=== SOURCE DATA ===

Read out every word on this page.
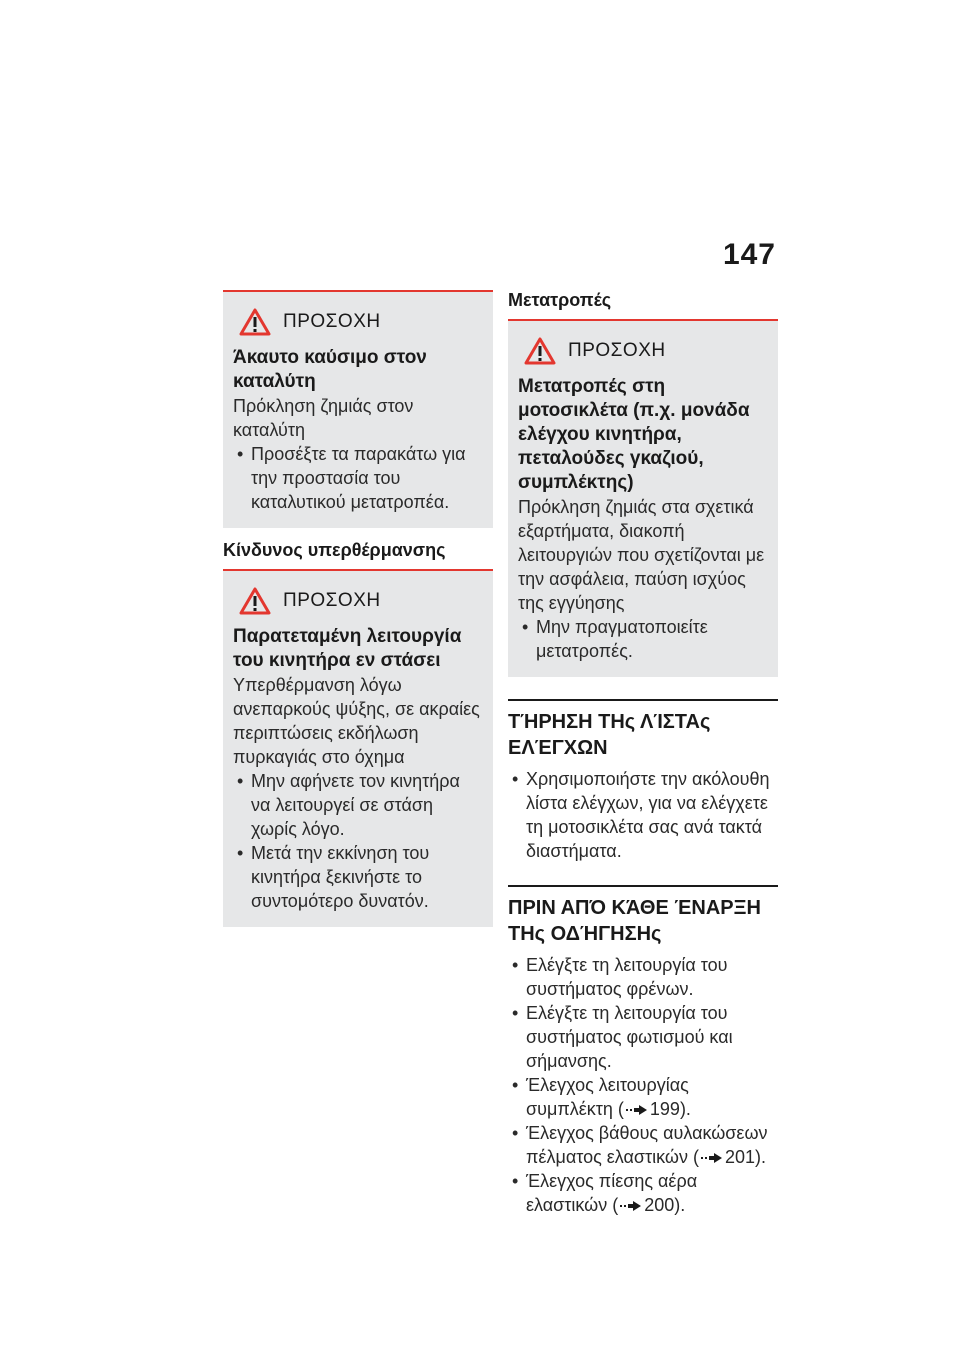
147
ΠΡΟΣΟΧΗ
Άκαυτο καύσιμο στον καταλύτη
Πρόκληση ζημιάς στον καταλύτη
• Προσέξτε τα παρακάτω για την προστασία του καταλυτικού μετατροπέα.
Κίνδυνος υπερθέρμανσης
ΠΡΟΣΟΧΗ
Παρατεταμένη λειτουργία του κινητήρα εν στάσει
Υπερθέρμανση λόγω ανεπαρκούς ψύξης, σε ακραίες περιπτώσεις εκδήλωση πυρκαγιάς στο όχημα
• Μην αφήνετε τον κινητήρα να λειτουργεί σε στάση χωρίς λόγο.
• Μετά την εκκίνηση του κινητήρα ξεκινήστε το συντομότερο δυνατόν.
Μετατροπές
ΠΡΟΣΟΧΗ
Μετατροπές στη μοτοσικλέτα (π.χ. μονάδα ελέγχου κινητήρα, πεταλούδες γκαζιού, συμπλέκτης)
Πρόκληση ζημιάς στα σχετικά εξαρτήματα, διακοπή λειτουργιών που σχετίζονται με την ασφάλεια, παύση ισχύος της εγγύησης
• Μην πραγματοποιείτε μετατροπές.
ΤΉΡΗΣΗ ΤΗς ΛΊΣΤΑς ΕΛΈΓΧΩΝ
• Χρησιμοποιήστε την ακόλουθη λίστα ελέγχων, για να ελέγχετε τη μοτοσικλέτα σας ανά τακτά διαστήματα.
ΠΡΙΝ ΑΠΌ ΚΆΘΕ ΈΝΑΡΞΗ ΤΗς ΟΔΉΓΗΣΗς
• Ελέγξτε τη λειτουργία του συστήματος φρένων.
• Ελέγξτε τη λειτουργία του συστήματος φωτισμού και σήμανσης.
• Έλεγχος λειτουργίας συμπλέκτη ( 199).
• Έλεγχος βάθους αυλακώσεων πέλματος ελαστικών ( 201).
• Έλεγχος πίεσης αέρα ελαστικών ( 200).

===

YOUR GOAL> Quote each record exactly as it stands, minus the pictures.

ANSWER BELOW>
Read out every word on this page.
147
ΠΡΟΣΟΧΗ
Άκαυτο καύσιμο στον καταλύτη
Πρόκληση ζημιάς στον καταλύτη
• Προσέξτε τα παρακάτω για την προστασία του καταλυτικού μετατροπέα.
Κίνδυνος υπερθέρμανσης
ΠΡΟΣΟΧΗ
Παρατεταμένη λειτουργία του κινητήρα εν στάσει
Υπερθέρμανση λόγω ανεπαρκούς ψύξης, σε ακραίες περιπτώσεις εκδήλωση πυρκαγιάς στο όχημα
• Μην αφήνετε τον κινητήρα να λειτουργεί σε στάση χωρίς λόγο.
• Μετά την εκκίνηση του κινητήρα ξεκινήστε το συντομότερο δυνατόν.
Μετατροπές
ΠΡΟΣΟΧΗ
Μετατροπές στη μοτοσικλέτα (π.χ. μονάδα ελέγχου κινητήρα, πεταλούδες γκαζιού, συμπλέκτης)
Πρόκληση ζημιάς στα σχετικά εξαρτήματα, διακοπή λειτουργιών που σχετίζονται με την ασφάλεια, παύση ισχύος της εγγύησης
• Μην πραγματοποιείτε μετατροπές.
ΤΉΡΗΣΗ ΤΗς ΛΊΣΤΑς ΕΛΈΓΧΩΝ
• Χρησιμοποιήστε την ακόλουθη λίστα ελέγχων, για να ελέγχετε τη μοτοσικλέτα σας ανά τακτά διαστήματα.
ΠΡΙΝ ΑΠΌ ΚΆΘΕ ΈΝΑΡΞΗ ΤΗς ΟΔΉΓΗΣΗς
• Ελέγξτε τη λειτουργία του συστήματος φρένων.
• Ελέγξτε τη λειτουργία του συστήματος φωτισμού και σήμανσης.
• Έλεγχος λειτουργίας συμπλέκτη ( 199).
• Έλεγχος βάθους αυλακώσεων πέλματος ελαστικών ( 201).
• Έλεγχος πίεσης αέρα ελαστικών ( 200).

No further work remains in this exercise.